>> Start Information given
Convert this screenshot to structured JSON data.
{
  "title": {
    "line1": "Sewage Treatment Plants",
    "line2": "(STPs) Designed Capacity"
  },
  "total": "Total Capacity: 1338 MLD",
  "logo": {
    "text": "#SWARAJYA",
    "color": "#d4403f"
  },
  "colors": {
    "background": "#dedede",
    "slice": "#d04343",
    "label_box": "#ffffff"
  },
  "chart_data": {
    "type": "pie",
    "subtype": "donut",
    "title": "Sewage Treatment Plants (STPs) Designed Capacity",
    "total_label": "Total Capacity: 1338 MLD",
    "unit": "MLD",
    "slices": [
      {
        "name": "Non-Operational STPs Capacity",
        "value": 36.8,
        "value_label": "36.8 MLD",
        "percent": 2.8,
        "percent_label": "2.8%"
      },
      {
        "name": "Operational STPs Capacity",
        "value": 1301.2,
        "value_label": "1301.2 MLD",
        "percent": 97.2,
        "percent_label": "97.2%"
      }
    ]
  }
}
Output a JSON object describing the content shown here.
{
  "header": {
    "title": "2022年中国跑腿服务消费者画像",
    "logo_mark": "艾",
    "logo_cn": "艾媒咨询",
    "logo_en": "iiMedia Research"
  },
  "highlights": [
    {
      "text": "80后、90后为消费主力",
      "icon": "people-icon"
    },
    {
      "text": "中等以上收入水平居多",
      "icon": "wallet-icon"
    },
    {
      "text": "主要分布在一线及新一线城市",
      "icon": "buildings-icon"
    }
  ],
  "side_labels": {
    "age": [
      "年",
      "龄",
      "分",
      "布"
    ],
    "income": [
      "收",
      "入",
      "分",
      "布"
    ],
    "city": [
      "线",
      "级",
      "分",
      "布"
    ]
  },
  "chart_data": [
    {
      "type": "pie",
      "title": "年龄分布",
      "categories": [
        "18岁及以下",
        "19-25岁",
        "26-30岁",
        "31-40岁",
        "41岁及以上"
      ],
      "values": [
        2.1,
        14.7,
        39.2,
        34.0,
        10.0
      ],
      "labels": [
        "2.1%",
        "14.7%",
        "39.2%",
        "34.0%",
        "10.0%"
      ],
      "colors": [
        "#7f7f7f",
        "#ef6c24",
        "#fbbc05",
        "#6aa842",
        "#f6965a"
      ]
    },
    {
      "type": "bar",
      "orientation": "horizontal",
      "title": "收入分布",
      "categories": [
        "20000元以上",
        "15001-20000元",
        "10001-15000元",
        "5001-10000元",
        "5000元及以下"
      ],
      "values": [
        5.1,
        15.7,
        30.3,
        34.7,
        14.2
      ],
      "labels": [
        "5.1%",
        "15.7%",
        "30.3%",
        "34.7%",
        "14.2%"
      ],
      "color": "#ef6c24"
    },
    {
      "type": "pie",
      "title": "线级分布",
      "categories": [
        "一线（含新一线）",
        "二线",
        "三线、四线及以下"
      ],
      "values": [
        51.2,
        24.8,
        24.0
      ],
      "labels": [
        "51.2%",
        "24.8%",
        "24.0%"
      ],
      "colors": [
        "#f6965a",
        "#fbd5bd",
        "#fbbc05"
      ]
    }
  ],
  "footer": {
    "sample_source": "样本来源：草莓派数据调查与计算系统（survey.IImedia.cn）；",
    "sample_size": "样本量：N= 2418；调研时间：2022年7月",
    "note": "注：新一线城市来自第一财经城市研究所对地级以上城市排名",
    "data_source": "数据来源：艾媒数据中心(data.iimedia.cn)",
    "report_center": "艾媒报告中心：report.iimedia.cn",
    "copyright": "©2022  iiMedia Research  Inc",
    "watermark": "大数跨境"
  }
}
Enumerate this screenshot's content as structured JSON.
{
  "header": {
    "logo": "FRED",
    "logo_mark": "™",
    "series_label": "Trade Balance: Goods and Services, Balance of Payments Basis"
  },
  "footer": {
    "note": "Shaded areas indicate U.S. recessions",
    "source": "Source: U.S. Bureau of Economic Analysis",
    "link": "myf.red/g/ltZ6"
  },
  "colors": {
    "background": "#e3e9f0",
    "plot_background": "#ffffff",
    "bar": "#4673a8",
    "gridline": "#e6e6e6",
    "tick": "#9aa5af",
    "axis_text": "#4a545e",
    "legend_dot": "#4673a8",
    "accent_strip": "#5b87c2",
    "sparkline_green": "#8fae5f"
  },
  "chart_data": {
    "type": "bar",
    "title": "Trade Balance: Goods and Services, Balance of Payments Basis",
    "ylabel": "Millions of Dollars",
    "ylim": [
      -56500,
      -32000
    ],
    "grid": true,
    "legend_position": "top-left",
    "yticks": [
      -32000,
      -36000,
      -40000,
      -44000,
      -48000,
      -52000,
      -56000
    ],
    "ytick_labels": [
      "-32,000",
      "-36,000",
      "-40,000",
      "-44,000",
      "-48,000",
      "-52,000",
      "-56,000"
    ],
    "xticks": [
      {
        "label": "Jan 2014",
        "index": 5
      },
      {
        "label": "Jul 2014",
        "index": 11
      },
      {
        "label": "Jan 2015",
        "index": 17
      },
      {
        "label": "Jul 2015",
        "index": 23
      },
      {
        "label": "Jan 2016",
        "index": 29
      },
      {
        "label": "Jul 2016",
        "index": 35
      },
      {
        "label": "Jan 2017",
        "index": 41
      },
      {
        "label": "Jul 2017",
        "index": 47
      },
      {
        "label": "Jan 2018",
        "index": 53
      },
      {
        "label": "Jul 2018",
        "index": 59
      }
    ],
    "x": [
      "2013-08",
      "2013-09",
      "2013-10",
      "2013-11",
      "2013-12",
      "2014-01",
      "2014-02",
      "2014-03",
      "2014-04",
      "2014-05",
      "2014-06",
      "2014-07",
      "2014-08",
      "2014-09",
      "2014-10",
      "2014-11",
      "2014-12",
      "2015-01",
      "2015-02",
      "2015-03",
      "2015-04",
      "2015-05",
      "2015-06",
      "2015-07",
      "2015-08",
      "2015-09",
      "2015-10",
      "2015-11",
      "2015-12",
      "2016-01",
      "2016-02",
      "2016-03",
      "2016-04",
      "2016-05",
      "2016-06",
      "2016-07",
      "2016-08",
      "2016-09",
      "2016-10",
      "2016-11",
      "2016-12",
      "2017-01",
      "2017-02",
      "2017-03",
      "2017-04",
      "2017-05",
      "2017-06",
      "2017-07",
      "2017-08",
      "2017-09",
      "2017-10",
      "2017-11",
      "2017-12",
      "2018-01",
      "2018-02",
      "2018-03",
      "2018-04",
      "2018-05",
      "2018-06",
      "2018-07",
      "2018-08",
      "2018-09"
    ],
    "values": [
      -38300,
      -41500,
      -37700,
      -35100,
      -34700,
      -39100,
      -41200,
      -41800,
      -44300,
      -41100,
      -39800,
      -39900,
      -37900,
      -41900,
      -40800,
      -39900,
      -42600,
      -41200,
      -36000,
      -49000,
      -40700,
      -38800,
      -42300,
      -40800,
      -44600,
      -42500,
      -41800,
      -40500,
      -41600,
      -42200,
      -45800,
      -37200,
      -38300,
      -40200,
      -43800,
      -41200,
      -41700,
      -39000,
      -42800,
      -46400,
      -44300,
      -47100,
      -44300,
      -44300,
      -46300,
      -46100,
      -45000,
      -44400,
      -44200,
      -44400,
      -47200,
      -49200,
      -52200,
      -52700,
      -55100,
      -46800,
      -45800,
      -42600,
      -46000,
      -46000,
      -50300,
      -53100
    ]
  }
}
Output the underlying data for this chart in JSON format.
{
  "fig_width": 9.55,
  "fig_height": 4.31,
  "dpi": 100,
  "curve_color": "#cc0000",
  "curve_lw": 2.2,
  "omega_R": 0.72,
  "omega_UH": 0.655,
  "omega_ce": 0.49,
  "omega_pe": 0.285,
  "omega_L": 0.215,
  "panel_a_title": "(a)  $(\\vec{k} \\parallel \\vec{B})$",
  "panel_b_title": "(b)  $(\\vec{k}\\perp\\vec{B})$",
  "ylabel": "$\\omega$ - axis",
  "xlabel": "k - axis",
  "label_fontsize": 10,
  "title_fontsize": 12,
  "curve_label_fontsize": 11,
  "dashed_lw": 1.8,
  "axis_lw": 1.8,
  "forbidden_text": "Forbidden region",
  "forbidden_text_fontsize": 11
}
>> End Information given
[Aim of the task] Go over the data above and copy every line that has the word "Payments" in it.

[Reply to the task]
    "series_label": "Trade Balance: Goods and Services, Balance of Payments Basis"
    "title": "Trade Balance: Goods and Services, Balance of Payments Basis",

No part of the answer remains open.